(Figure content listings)
## START

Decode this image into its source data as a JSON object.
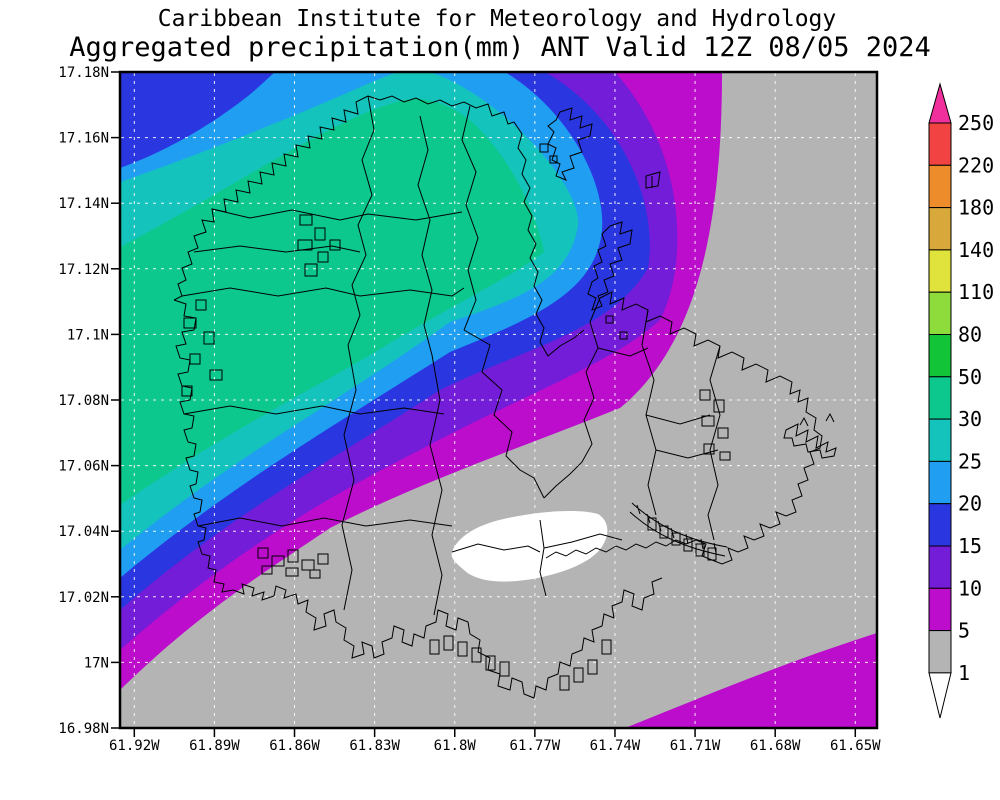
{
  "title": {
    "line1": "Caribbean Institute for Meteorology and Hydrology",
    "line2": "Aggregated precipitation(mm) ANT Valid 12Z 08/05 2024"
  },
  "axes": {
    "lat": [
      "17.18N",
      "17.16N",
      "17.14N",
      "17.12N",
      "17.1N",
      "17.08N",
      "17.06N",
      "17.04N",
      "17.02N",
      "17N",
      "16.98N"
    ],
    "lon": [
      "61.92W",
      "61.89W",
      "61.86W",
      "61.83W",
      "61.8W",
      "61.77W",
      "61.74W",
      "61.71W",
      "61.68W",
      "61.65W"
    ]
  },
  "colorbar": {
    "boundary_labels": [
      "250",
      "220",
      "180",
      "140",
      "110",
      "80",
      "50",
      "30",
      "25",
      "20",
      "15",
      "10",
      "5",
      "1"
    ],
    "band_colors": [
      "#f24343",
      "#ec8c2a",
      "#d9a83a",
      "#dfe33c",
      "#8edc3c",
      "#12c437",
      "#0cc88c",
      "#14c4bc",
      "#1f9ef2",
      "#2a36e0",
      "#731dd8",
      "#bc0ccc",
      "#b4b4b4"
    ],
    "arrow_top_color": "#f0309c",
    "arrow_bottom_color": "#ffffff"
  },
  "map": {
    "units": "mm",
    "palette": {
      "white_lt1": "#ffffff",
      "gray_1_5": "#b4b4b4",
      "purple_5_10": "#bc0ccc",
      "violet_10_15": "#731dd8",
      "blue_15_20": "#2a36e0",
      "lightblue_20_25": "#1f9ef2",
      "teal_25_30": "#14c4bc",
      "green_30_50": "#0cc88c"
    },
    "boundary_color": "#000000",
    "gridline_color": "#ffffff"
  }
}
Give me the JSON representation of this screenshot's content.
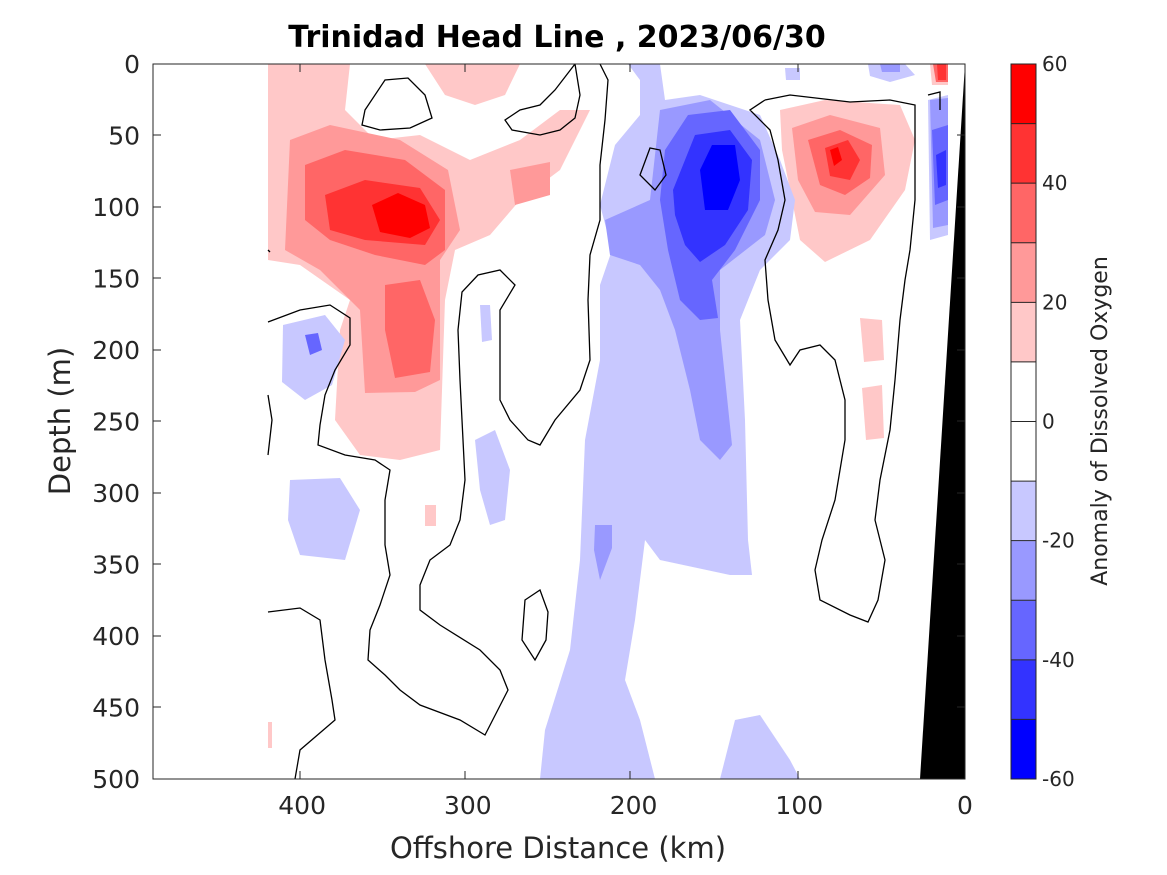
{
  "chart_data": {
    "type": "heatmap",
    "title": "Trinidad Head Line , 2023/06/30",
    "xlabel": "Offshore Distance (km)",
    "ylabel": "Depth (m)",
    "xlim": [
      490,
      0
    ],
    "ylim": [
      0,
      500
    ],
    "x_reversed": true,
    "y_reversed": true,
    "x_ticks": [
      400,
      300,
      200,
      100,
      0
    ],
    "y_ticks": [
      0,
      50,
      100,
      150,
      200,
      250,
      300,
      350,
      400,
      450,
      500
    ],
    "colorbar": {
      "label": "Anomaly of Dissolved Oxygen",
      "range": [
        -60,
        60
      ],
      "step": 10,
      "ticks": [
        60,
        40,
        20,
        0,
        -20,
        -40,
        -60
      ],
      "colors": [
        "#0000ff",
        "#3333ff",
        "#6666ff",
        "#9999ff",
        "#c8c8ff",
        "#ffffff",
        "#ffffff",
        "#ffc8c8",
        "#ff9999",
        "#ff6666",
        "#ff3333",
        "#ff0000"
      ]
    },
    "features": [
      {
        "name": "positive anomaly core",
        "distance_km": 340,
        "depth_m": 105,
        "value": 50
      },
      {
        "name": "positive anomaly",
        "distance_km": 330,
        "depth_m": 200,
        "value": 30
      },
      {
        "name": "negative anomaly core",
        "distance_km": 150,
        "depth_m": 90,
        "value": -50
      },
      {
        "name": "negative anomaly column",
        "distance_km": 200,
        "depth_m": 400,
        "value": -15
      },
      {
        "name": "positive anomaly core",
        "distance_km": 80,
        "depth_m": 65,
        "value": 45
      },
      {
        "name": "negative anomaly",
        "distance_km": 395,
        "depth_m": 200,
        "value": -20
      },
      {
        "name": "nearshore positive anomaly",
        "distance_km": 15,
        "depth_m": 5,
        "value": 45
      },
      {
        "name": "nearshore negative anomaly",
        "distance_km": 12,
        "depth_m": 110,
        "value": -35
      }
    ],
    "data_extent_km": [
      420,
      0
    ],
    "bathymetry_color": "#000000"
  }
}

## END

THE PROBLEM
Your copy of the data above should match it exactly, except that pictures are left out.

SOLUTION TO THIS TASK
Decode this image into its source data as a JSON object.
{
  "title": {
    "line1": "Caribbean Institute for Meteorology and Hydrology",
    "line2": "Aggregated precipitation(mm) ANT Valid 12Z 08/05 2024"
  },
  "axes": {
    "lat": [
      "17.18N",
      "17.16N",
      "17.14N",
      "17.12N",
      "17.1N",
      "17.08N",
      "17.06N",
      "17.04N",
      "17.02N",
      "17N",
      "16.98N"
    ],
    "lon": [
      "61.92W",
      "61.89W",
      "61.86W",
      "61.83W",
      "61.8W",
      "61.77W",
      "61.74W",
      "61.71W",
      "61.68W",
      "61.65W"
    ]
  },
  "colorbar": {
    "boundary_labels": [
      "250",
      "220",
      "180",
      "140",
      "110",
      "80",
      "50",
      "30",
      "25",
      "20",
      "15",
      "10",
      "5",
      "1"
    ],
    "band_colors": [
      "#f24343",
      "#ec8c2a",
      "#d9a83a",
      "#dfe33c",
      "#8edc3c",
      "#12c437",
      "#0cc88c",
      "#14c4bc",
      "#1f9ef2",
      "#2a36e0",
      "#731dd8",
      "#bc0ccc",
      "#b4b4b4"
    ],
    "arrow_top_color": "#f0309c",
    "arrow_bottom_color": "#ffffff"
  },
  "map": {
    "units": "mm",
    "palette": {
      "white_lt1": "#ffffff",
      "gray_1_5": "#b4b4b4",
      "purple_5_10": "#bc0ccc",
      "violet_10_15": "#731dd8",
      "blue_15_20": "#2a36e0",
      "lightblue_20_25": "#1f9ef2",
      "teal_25_30": "#14c4bc",
      "green_30_50": "#0cc88c"
    },
    "boundary_color": "#000000",
    "gridline_color": "#ffffff"
  }
}
Give me the JSON representation of this screenshot's content.
{
  "chart_data": {
    "type": "heatmap",
    "title": "Trinidad Head Line , 2023/06/30",
    "xlabel": "Offshore Distance (km)",
    "ylabel": "Depth (m)",
    "xlim": [
      490,
      0
    ],
    "ylim": [
      0,
      500
    ],
    "x_reversed": true,
    "y_reversed": true,
    "x_ticks": [
      400,
      300,
      200,
      100,
      0
    ],
    "y_ticks": [
      0,
      50,
      100,
      150,
      200,
      250,
      300,
      350,
      400,
      450,
      500
    ],
    "colorbar": {
      "label": "Anomaly of Dissolved Oxygen",
      "range": [
        -60,
        60
      ],
      "step": 10,
      "ticks": [
        60,
        40,
        20,
        0,
        -20,
        -40,
        -60
      ],
      "colors": [
        "#0000ff",
        "#3333ff",
        "#6666ff",
        "#9999ff",
        "#c8c8ff",
        "#ffffff",
        "#ffffff",
        "#ffc8c8",
        "#ff9999",
        "#ff6666",
        "#ff3333",
        "#ff0000"
      ]
    },
    "features": [
      {
        "name": "positive anomaly core",
        "distance_km": 340,
        "depth_m": 105,
        "value": 50
      },
      {
        "name": "positive anomaly",
        "distance_km": 330,
        "depth_m": 200,
        "value": 30
      },
      {
        "name": "negative anomaly core",
        "distance_km": 150,
        "depth_m": 90,
        "value": -50
      },
      {
        "name": "negative anomaly column",
        "distance_km": 200,
        "depth_m": 400,
        "value": -15
      },
      {
        "name": "positive anomaly core",
        "distance_km": 80,
        "depth_m": 65,
        "value": 45
      },
      {
        "name": "negative anomaly",
        "distance_km": 395,
        "depth_m": 200,
        "value": -20
      },
      {
        "name": "nearshore positive anomaly",
        "distance_km": 15,
        "depth_m": 5,
        "value": 45
      },
      {
        "name": "nearshore negative anomaly",
        "distance_km": 12,
        "depth_m": 110,
        "value": -35
      }
    ],
    "data_extent_km": [
      420,
      0
    ],
    "bathymetry_color": "#000000"
  }
}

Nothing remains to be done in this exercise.